[PROVIDED DATA start]

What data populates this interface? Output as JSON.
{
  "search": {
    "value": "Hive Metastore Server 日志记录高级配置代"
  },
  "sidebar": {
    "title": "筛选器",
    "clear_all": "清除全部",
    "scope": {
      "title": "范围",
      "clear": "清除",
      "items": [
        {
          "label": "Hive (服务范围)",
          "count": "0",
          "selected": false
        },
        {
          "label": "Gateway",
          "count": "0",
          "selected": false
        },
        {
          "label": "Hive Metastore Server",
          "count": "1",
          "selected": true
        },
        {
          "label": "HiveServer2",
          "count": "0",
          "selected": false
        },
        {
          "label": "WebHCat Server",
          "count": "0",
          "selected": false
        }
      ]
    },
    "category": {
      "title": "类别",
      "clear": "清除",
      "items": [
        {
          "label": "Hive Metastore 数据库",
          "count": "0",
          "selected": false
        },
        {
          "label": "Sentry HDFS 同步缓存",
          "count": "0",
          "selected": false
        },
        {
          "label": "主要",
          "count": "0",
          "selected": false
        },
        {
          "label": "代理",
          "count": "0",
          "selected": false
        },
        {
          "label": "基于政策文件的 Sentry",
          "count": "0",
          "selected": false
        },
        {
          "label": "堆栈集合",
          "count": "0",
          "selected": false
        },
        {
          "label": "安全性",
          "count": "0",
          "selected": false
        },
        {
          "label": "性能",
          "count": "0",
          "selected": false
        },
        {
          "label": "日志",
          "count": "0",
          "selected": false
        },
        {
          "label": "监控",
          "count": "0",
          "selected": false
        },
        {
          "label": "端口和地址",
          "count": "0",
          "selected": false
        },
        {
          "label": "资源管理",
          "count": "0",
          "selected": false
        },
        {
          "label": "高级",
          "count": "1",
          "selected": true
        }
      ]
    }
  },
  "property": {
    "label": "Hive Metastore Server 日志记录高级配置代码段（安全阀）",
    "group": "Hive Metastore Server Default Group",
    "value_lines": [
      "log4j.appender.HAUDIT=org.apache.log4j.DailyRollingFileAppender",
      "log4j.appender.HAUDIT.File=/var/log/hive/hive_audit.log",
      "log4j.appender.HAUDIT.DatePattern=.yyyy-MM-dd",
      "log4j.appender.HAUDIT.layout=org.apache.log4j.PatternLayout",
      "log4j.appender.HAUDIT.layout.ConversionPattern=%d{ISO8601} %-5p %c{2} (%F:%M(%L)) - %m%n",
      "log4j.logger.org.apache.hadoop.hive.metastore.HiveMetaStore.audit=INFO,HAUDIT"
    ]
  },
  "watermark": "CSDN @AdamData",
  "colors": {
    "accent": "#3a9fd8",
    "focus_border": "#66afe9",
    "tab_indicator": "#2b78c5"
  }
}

[PROVIDED DATA end]

• _INSTRUCTIONS TO FOLLOW_
Set down the material above again, word for word.

• _TASK SOLUTION_
What data populates this interface? Output as JSON.
{
  "search": {
    "value": "Hive Metastore Server 日志记录高级配置代"
  },
  "sidebar": {
    "title": "筛选器",
    "clear_all": "清除全部",
    "scope": {
      "title": "范围",
      "clear": "清除",
      "items": [
        {
          "label": "Hive (服务范围)",
          "count": "0",
          "selected": false
        },
        {
          "label": "Gateway",
          "count": "0",
          "selected": false
        },
        {
          "label": "Hive Metastore Server",
          "count": "1",
          "selected": true
        },
        {
          "label": "HiveServer2",
          "count": "0",
          "selected": false
        },
        {
          "label": "WebHCat Server",
          "count": "0",
          "selected": false
        }
      ]
    },
    "category": {
      "title": "类别",
      "clear": "清除",
      "items": [
        {
          "label": "Hive Metastore 数据库",
          "count": "0",
          "selected": false
        },
        {
          "label": "Sentry HDFS 同步缓存",
          "count": "0",
          "selected": false
        },
        {
          "label": "主要",
          "count": "0",
          "selected": false
        },
        {
          "label": "代理",
          "count": "0",
          "selected": false
        },
        {
          "label": "基于政策文件的 Sentry",
          "count": "0",
          "selected": false
        },
        {
          "label": "堆栈集合",
          "count": "0",
          "selected": false
        },
        {
          "label": "安全性",
          "count": "0",
          "selected": false
        },
        {
          "label": "性能",
          "count": "0",
          "selected": false
        },
        {
          "label": "日志",
          "count": "0",
          "selected": false
        },
        {
          "label": "监控",
          "count": "0",
          "selected": false
        },
        {
          "label": "端口和地址",
          "count": "0",
          "selected": false
        },
        {
          "label": "资源管理",
          "count": "0",
          "selected": false
        },
        {
          "label": "高级",
          "count": "1",
          "selected": true
        }
      ]
    }
  },
  "property": {
    "label": "Hive Metastore Server 日志记录高级配置代码段（安全阀）",
    "group": "Hive Metastore Server Default Group",
    "value_lines": [
      "log4j.appender.HAUDIT=org.apache.log4j.DailyRollingFileAppender",
      "log4j.appender.HAUDIT.File=/var/log/hive/hive_audit.log",
      "log4j.appender.HAUDIT.DatePattern=.yyyy-MM-dd",
      "log4j.appender.HAUDIT.layout=org.apache.log4j.PatternLayout",
      "log4j.appender.HAUDIT.layout.ConversionPattern=%d{ISO8601} %-5p %c{2} (%F:%M(%L)) - %m%n",
      "log4j.logger.org.apache.hadoop.hive.metastore.HiveMetaStore.audit=INFO,HAUDIT"
    ]
  },
  "watermark": "CSDN @AdamData",
  "colors": {
    "accent": "#3a9fd8",
    "focus_border": "#66afe9",
    "tab_indicator": "#2b78c5"
  }
}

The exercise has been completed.